## Problem details
Below are some records; find each line that carries the word "dịch" and copy it.

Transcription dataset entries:
*** Block opens ***

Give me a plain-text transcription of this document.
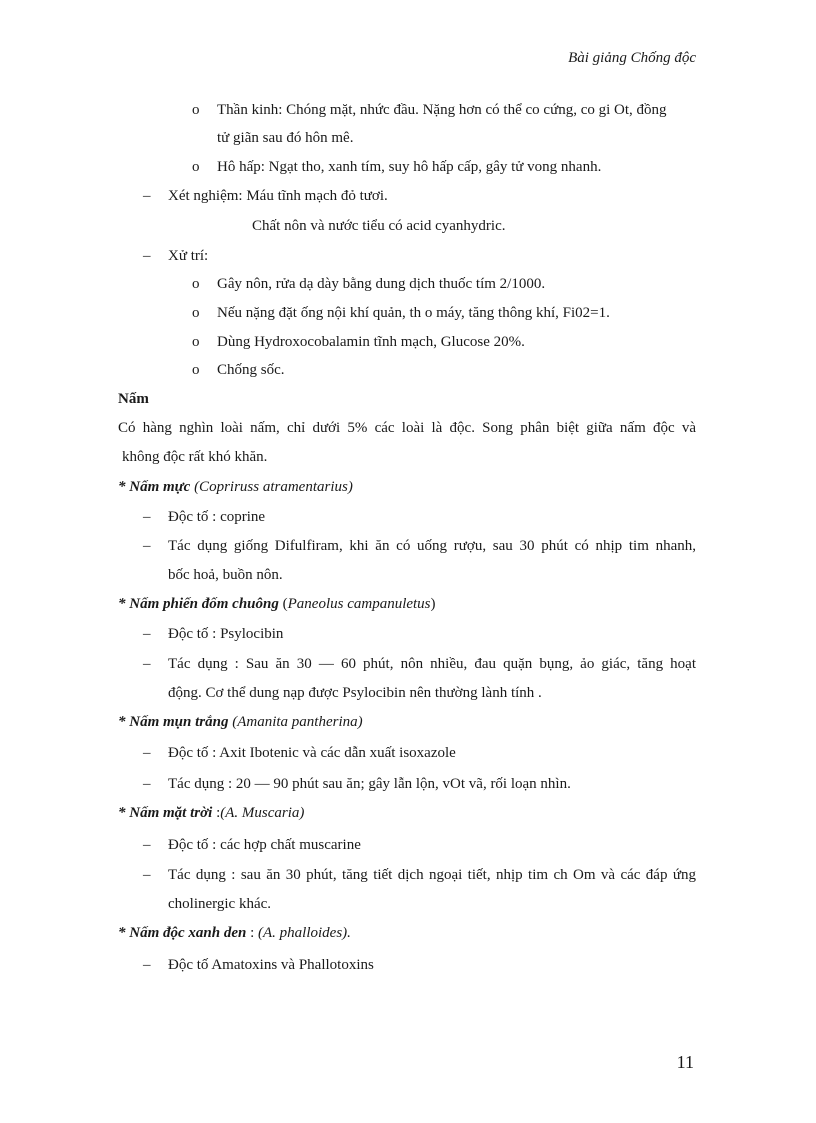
Bài giảng Chống độc
o Thần kinh: Chóng mặt, nhức đầu. Nặng hơn có thể co cứng, co gi Ot, đồng
tử giãn sau đó hôn mê.
o Hô hấp: Ngạt tho, xanh tím, suy hô hấp cấp, gây tử vong nhanh.
– Xét nghiệm: Máu tĩnh mạch đỏ tươi.
Chất nôn và nước tiểu có acid cyanhydric.
– Xử trí:
o Gây nôn, rửa dạ dày bằng dung dịch thuốc tím 2/1000.
o Nếu nặng đặt ống nội khí quản, th o máy, tăng thông khí, Fi02=1.
o Dùng Hydroxocobalamin tĩnh mạch, Glucose 20%.
o Chống sốc.
Nấm
Có hàng nghìn loài nấm, chỉ dưới 5% các loài là độc. Song phân biệt giữa nấm độc và
không độc rất khó khăn.
* Nấm mực (Copriruss atramentarius)
– Độc tố : coprine
– Tác dụng giống Difulfiram, khi ăn có uống rượu, sau 30 phút có nhịp tim nhanh,
bốc hoả, buồn nôn.
* Nấm phiến đốm chuông (Paneolus campanuletus)
– Độc tố : Psylocibin
– Tác dụng : Sau ăn 30 — 60 phút, nôn nhiều, đau quặn bụng, ảo giác, tăng hoạt
động. Cơ thể dung nạp được Psylocibin nên thường lành tính .
* Nấm mụn trắng (Amanita pantherina)
– Độc tố : Axit Ibotenic và các dẫn xuất isoxazole
– Tác dụng : 20 — 90 phút sau ăn; gây lẫn lộn, vOt vã, rối loạn nhìn.
* Nấm mặt trời :(A. Muscaria)
– Độc tố : các hợp chất muscarine
– Tác dụng : sau ăn 30 phút, tăng tiết dịch ngoại tiết, nhịp tim ch Om và các đáp ứng
cholinergic khác.
* Nấm độc xanh den : (A. phalloides).
– Độc tố Amatoxins và Phallotoxins
11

*** Block closes ***

## Solved problem
o Gây nôn, rửa dạ dày bằng dung dịch thuốc tím 2/1000.
– Tác dụng : sau ăn 30 phút, tăng tiết dịch ngoại tiết, nhịp tim ch Om và các đáp ứng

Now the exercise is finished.